Exercise aim
In the entries below, how many lines hold the string "support"? Give only the number.
━━━━━ Entries supplied ━━━━━
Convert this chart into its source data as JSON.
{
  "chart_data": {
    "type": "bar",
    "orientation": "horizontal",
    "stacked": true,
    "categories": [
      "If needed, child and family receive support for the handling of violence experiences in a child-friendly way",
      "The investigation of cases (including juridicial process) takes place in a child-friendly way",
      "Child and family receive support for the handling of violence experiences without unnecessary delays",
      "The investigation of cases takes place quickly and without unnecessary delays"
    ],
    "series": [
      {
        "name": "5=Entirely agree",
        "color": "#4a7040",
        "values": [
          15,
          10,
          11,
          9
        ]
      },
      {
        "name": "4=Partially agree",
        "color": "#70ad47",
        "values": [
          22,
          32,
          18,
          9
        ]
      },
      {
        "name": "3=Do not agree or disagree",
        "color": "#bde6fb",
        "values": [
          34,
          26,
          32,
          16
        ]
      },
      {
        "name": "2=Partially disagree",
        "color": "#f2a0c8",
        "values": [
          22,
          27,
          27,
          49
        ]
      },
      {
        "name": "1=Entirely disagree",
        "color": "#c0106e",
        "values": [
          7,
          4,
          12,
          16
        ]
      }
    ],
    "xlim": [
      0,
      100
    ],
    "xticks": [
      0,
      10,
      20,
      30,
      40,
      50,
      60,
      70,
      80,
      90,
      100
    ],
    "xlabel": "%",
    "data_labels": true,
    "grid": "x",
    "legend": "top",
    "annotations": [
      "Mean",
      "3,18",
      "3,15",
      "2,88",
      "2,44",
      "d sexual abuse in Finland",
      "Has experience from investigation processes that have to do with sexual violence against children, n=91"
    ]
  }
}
━━━━━
━━━━━ Entries supplied ━━━━━
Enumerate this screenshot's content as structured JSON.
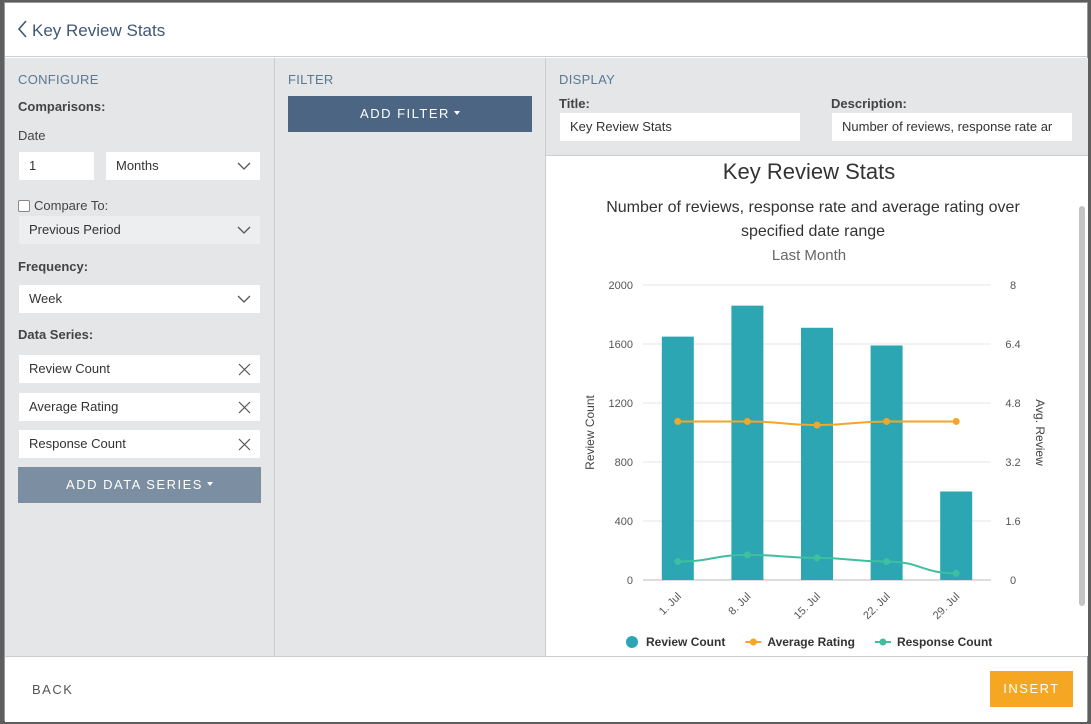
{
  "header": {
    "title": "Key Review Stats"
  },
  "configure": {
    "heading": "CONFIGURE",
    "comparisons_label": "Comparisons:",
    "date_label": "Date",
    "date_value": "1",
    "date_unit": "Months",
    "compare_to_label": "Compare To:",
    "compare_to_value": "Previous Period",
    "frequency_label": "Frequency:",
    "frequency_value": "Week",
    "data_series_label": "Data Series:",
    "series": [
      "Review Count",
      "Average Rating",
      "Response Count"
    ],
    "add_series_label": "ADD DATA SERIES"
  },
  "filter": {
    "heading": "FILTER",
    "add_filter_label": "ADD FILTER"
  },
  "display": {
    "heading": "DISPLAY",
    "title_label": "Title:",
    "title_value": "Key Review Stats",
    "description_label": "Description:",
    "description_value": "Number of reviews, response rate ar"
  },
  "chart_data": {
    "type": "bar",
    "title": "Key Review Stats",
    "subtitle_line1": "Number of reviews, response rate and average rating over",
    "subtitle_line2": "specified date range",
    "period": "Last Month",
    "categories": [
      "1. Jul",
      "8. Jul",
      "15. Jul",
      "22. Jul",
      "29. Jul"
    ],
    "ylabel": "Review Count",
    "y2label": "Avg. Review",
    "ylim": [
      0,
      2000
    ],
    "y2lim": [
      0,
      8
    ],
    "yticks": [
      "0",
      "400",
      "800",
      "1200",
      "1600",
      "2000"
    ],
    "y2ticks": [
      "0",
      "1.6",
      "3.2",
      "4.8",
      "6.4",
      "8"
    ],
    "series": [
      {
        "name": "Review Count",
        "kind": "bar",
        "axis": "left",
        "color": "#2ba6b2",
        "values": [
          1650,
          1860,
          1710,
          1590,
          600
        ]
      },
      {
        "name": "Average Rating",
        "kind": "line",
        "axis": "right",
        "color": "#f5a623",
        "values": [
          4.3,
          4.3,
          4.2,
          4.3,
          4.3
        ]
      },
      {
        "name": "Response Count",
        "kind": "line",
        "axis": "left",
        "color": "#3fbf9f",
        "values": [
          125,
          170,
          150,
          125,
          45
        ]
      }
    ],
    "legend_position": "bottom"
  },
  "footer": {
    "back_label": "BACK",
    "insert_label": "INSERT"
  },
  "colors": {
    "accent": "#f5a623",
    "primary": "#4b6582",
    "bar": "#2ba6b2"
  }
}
━━━━━
━━━━━ Entries supplied ━━━━━
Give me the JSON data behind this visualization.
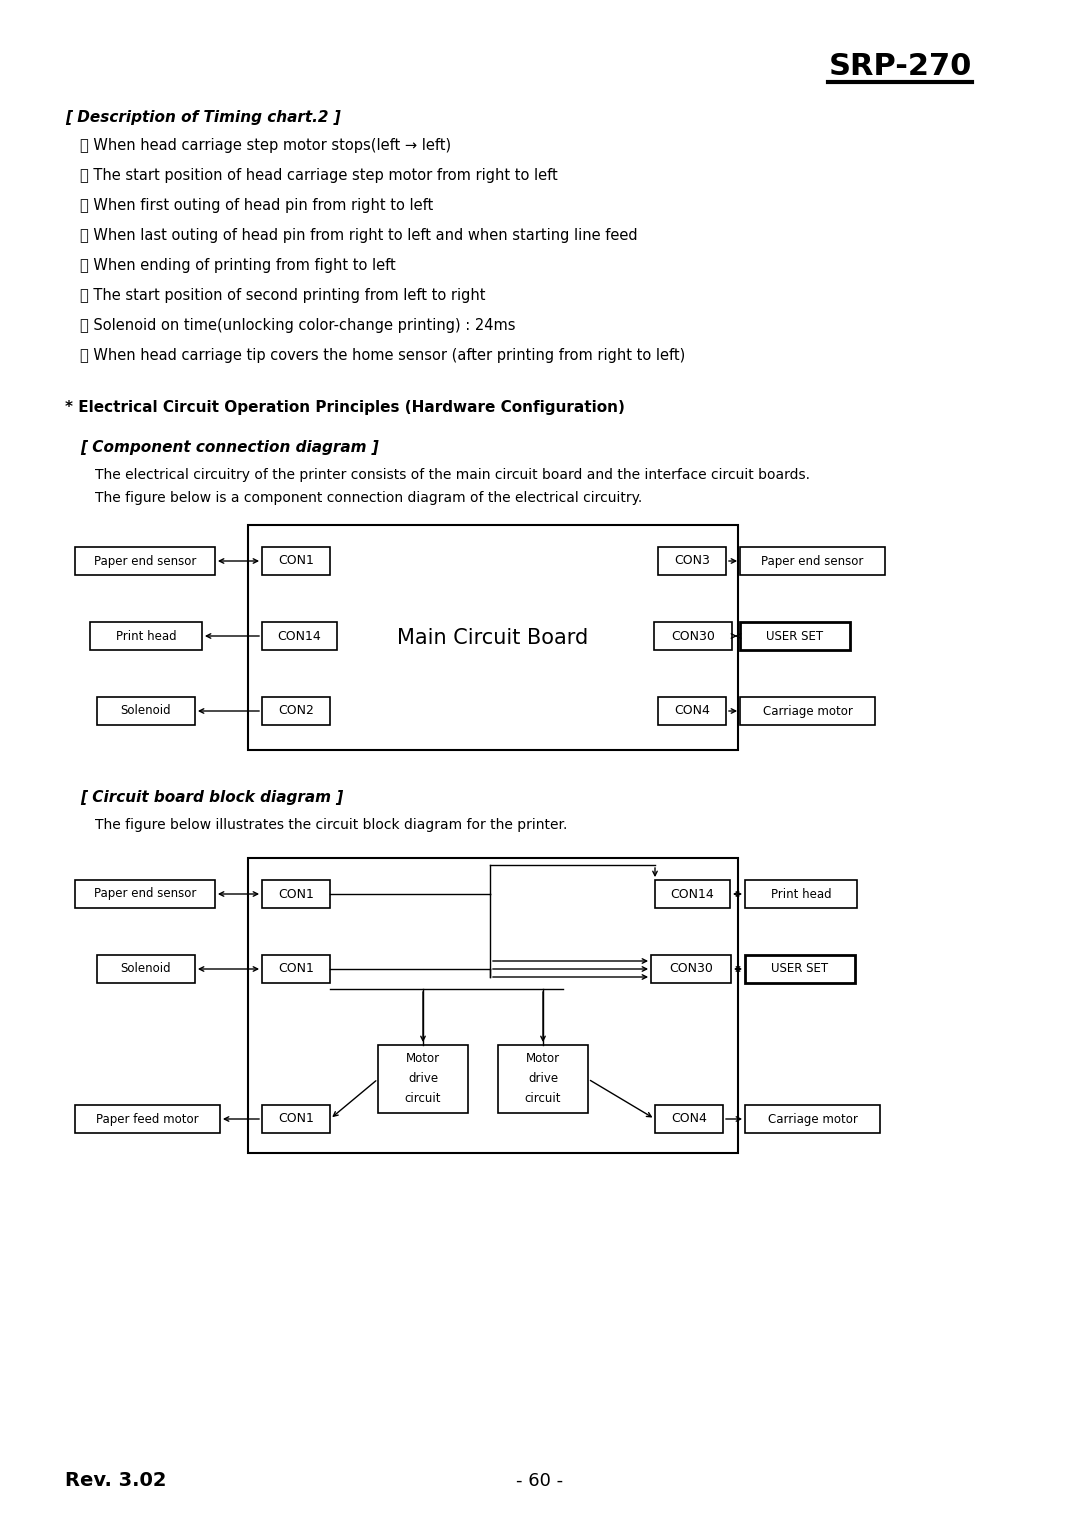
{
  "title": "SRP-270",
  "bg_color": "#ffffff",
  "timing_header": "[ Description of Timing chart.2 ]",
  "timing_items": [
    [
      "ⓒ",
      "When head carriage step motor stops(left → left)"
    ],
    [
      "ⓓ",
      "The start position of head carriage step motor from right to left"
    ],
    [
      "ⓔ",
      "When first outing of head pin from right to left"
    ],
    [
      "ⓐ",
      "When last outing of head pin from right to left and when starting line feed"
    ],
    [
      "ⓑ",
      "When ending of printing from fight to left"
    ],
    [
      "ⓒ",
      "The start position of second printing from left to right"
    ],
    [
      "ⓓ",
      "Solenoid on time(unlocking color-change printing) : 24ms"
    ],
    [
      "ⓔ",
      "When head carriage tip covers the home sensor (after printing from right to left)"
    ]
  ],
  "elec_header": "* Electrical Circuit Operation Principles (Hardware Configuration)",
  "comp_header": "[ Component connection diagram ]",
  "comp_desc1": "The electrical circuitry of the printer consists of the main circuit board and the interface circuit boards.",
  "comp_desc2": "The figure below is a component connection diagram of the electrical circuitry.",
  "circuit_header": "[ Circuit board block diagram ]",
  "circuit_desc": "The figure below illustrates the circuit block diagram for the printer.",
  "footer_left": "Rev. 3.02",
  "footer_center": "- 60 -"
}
━━━━━
Worked answer
2